Figure data in JSON:
━━━━━━━━━━━━━━━━━━━━━━━━━━━━━━

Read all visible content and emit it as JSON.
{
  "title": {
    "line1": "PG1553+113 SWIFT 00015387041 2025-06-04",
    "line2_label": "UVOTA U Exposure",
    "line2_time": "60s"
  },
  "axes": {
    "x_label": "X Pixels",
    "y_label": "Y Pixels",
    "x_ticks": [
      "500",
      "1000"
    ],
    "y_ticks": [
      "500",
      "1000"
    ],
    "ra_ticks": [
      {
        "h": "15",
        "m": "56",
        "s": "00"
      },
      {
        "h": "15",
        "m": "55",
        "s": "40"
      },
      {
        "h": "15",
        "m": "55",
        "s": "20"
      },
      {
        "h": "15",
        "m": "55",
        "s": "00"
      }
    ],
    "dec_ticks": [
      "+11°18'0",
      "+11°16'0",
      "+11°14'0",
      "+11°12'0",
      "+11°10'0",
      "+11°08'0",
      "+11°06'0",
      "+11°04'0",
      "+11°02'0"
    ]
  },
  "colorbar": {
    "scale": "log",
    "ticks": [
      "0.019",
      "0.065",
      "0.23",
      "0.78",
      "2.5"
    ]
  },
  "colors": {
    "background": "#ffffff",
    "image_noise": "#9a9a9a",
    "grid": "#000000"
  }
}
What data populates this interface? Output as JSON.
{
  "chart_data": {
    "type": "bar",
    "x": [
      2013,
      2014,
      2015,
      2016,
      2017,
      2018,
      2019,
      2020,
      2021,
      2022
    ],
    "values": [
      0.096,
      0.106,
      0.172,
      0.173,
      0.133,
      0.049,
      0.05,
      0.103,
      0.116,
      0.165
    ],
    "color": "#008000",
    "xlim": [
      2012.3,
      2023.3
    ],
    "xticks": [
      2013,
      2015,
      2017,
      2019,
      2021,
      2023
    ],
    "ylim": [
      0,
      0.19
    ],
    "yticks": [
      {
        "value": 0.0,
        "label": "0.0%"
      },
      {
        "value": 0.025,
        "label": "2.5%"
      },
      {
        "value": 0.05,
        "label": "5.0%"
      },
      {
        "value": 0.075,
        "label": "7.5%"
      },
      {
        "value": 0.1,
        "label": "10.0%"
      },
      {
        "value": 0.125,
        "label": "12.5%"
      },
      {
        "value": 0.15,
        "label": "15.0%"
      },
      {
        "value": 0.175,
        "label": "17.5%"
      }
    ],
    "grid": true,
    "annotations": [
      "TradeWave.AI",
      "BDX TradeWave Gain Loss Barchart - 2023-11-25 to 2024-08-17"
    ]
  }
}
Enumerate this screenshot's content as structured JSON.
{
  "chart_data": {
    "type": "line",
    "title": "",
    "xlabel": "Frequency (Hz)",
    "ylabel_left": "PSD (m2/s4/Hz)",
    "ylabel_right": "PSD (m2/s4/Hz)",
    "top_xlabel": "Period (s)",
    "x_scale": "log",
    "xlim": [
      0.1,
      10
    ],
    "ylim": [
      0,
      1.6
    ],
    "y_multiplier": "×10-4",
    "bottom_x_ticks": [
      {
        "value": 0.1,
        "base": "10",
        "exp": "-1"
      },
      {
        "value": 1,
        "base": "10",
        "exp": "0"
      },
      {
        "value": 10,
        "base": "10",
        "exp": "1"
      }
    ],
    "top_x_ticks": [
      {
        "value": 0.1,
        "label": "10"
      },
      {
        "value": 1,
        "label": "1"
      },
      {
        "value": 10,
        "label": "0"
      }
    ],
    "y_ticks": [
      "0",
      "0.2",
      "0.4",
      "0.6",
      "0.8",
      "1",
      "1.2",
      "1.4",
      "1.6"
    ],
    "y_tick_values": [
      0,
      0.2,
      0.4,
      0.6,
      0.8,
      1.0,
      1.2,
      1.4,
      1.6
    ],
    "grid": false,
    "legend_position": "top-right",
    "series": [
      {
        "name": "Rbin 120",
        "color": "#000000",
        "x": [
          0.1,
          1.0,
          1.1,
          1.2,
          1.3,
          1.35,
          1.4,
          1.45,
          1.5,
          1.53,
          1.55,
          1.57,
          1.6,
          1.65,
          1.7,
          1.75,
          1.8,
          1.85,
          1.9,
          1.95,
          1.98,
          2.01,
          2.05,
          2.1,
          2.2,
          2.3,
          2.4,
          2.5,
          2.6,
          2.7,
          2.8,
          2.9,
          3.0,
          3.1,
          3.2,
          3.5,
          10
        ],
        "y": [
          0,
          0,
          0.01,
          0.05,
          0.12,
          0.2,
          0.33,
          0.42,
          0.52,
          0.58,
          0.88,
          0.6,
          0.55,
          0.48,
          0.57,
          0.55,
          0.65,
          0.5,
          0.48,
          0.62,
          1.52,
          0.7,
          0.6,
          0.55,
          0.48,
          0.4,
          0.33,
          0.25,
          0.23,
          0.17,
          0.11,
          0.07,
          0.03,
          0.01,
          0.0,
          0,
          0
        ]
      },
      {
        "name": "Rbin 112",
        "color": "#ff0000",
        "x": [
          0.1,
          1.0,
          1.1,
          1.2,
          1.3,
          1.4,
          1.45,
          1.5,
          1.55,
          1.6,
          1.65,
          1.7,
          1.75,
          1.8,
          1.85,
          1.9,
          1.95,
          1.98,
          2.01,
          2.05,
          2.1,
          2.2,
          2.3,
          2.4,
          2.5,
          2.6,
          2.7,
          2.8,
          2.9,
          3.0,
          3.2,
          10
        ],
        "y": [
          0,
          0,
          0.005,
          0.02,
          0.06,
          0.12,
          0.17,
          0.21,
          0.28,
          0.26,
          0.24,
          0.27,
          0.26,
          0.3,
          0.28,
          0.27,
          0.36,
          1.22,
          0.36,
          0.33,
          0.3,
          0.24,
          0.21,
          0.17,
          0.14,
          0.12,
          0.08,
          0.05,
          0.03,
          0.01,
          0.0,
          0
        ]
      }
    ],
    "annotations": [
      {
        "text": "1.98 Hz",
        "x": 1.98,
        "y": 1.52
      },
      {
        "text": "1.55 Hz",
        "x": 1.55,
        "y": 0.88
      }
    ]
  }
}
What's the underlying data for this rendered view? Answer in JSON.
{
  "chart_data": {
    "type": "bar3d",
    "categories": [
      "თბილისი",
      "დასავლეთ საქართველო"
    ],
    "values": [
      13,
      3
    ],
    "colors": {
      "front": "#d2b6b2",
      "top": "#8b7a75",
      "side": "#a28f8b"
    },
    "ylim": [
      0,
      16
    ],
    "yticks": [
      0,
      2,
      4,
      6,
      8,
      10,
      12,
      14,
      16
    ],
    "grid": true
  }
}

━━━━━━━━━━━━━━━━━━━━━━━━━━━━━━

AIM OF THE TASK: Extract all of the data above and output it character for character.

TASK RESPONSE:
Read all visible content and emit it as JSON.
{
  "title": {
    "line1": "PG1553+113 SWIFT 00015387041 2025-06-04",
    "line2_label": "UVOTA U Exposure",
    "line2_time": "60s"
  },
  "axes": {
    "x_label": "X Pixels",
    "y_label": "Y Pixels",
    "x_ticks": [
      "500",
      "1000"
    ],
    "y_ticks": [
      "500",
      "1000"
    ],
    "ra_ticks": [
      {
        "h": "15",
        "m": "56",
        "s": "00"
      },
      {
        "h": "15",
        "m": "55",
        "s": "40"
      },
      {
        "h": "15",
        "m": "55",
        "s": "20"
      },
      {
        "h": "15",
        "m": "55",
        "s": "00"
      }
    ],
    "dec_ticks": [
      "+11°18'0",
      "+11°16'0",
      "+11°14'0",
      "+11°12'0",
      "+11°10'0",
      "+11°08'0",
      "+11°06'0",
      "+11°04'0",
      "+11°02'0"
    ]
  },
  "colorbar": {
    "scale": "log",
    "ticks": [
      "0.019",
      "0.065",
      "0.23",
      "0.78",
      "2.5"
    ]
  },
  "colors": {
    "background": "#ffffff",
    "image_noise": "#9a9a9a",
    "grid": "#000000"
  }
}
What data populates this interface? Output as JSON.
{
  "chart_data": {
    "type": "bar",
    "x": [
      2013,
      2014,
      2015,
      2016,
      2017,
      2018,
      2019,
      2020,
      2021,
      2022
    ],
    "values": [
      0.096,
      0.106,
      0.172,
      0.173,
      0.133,
      0.049,
      0.05,
      0.103,
      0.116,
      0.165
    ],
    "color": "#008000",
    "xlim": [
      2012.3,
      2023.3
    ],
    "xticks": [
      2013,
      2015,
      2017,
      2019,
      2021,
      2023
    ],
    "ylim": [
      0,
      0.19
    ],
    "yticks": [
      {
        "value": 0.0,
        "label": "0.0%"
      },
      {
        "value": 0.025,
        "label": "2.5%"
      },
      {
        "value": 0.05,
        "label": "5.0%"
      },
      {
        "value": 0.075,
        "label": "7.5%"
      },
      {
        "value": 0.1,
        "label": "10.0%"
      },
      {
        "value": 0.125,
        "label": "12.5%"
      },
      {
        "value": 0.15,
        "label": "15.0%"
      },
      {
        "value": 0.175,
        "label": "17.5%"
      }
    ],
    "grid": true,
    "annotations": [
      "TradeWave.AI",
      "BDX TradeWave Gain Loss Barchart - 2023-11-25 to 2024-08-17"
    ]
  }
}
Enumerate this screenshot's content as structured JSON.
{
  "chart_data": {
    "type": "line",
    "title": "",
    "xlabel": "Frequency (Hz)",
    "ylabel_left": "PSD (m2/s4/Hz)",
    "ylabel_right": "PSD (m2/s4/Hz)",
    "top_xlabel": "Period (s)",
    "x_scale": "log",
    "xlim": [
      0.1,
      10
    ],
    "ylim": [
      0,
      1.6
    ],
    "y_multiplier": "×10-4",
    "bottom_x_ticks": [
      {
        "value": 0.1,
        "base": "10",
        "exp": "-1"
      },
      {
        "value": 1,
        "base": "10",
        "exp": "0"
      },
      {
        "value": 10,
        "base": "10",
        "exp": "1"
      }
    ],
    "top_x_ticks": [
      {
        "value": 0.1,
        "label": "10"
      },
      {
        "value": 1,
        "label": "1"
      },
      {
        "value": 10,
        "label": "0"
      }
    ],
    "y_ticks": [
      "0",
      "0.2",
      "0.4",
      "0.6",
      "0.8",
      "1",
      "1.2",
      "1.4",
      "1.6"
    ],
    "y_tick_values": [
      0,
      0.2,
      0.4,
      0.6,
      0.8,
      1.0,
      1.2,
      1.4,
      1.6
    ],
    "grid": false,
    "legend_position": "top-right",
    "series": [
      {
        "name": "Rbin 120",
        "color": "#000000",
        "x": [
          0.1,
          1.0,
          1.1,
          1.2,
          1.3,
          1.35,
          1.4,
          1.45,
          1.5,
          1.53,
          1.55,
          1.57,
          1.6,
          1.65,
          1.7,
          1.75,
          1.8,
          1.85,
          1.9,
          1.95,
          1.98,
          2.01,
          2.05,
          2.1,
          2.2,
          2.3,
          2.4,
          2.5,
          2.6,
          2.7,
          2.8,
          2.9,
          3.0,
          3.1,
          3.2,
          3.5,
          10
        ],
        "y": [
          0,
          0,
          0.01,
          0.05,
          0.12,
          0.2,
          0.33,
          0.42,
          0.52,
          0.58,
          0.88,
          0.6,
          0.55,
          0.48,
          0.57,
          0.55,
          0.65,
          0.5,
          0.48,
          0.62,
          1.52,
          0.7,
          0.6,
          0.55,
          0.48,
          0.4,
          0.33,
          0.25,
          0.23,
          0.17,
          0.11,
          0.07,
          0.03,
          0.01,
          0.0,
          0,
          0
        ]
      },
      {
        "name": "Rbin 112",
        "color": "#ff0000",
        "x": [
          0.1,
          1.0,
          1.1,
          1.2,
          1.3,
          1.4,
          1.45,
          1.5,
          1.55,
          1.6,
          1.65,
          1.7,
          1.75,
          1.8,
          1.85,
          1.9,
          1.95,
          1.98,
          2.01,
          2.05,
          2.1,
          2.2,
          2.3,
          2.4,
          2.5,
          2.6,
          2.7,
          2.8,
          2.9,
          3.0,
          3.2,
          10
        ],
        "y": [
          0,
          0,
          0.005,
          0.02,
          0.06,
          0.12,
          0.17,
          0.21,
          0.28,
          0.26,
          0.24,
          0.27,
          0.26,
          0.3,
          0.28,
          0.27,
          0.36,
          1.22,
          0.36,
          0.33,
          0.3,
          0.24,
          0.21,
          0.17,
          0.14,
          0.12,
          0.08,
          0.05,
          0.03,
          0.01,
          0.0,
          0
        ]
      }
    ],
    "annotations": [
      {
        "text": "1.98 Hz",
        "x": 1.98,
        "y": 1.52
      },
      {
        "text": "1.55 Hz",
        "x": 1.55,
        "y": 0.88
      }
    ]
  }
}
What's the underlying data for this rendered view? Answer in JSON.
{
  "chart_data": {
    "type": "bar3d",
    "categories": [
      "თბილისი",
      "დასავლეთ საქართველო"
    ],
    "values": [
      13,
      3
    ],
    "colors": {
      "front": "#d2b6b2",
      "top": "#8b7a75",
      "side": "#a28f8b"
    },
    "ylim": [
      0,
      16
    ],
    "yticks": [
      0,
      2,
      4,
      6,
      8,
      10,
      12,
      14,
      16
    ],
    "grid": true
  }
}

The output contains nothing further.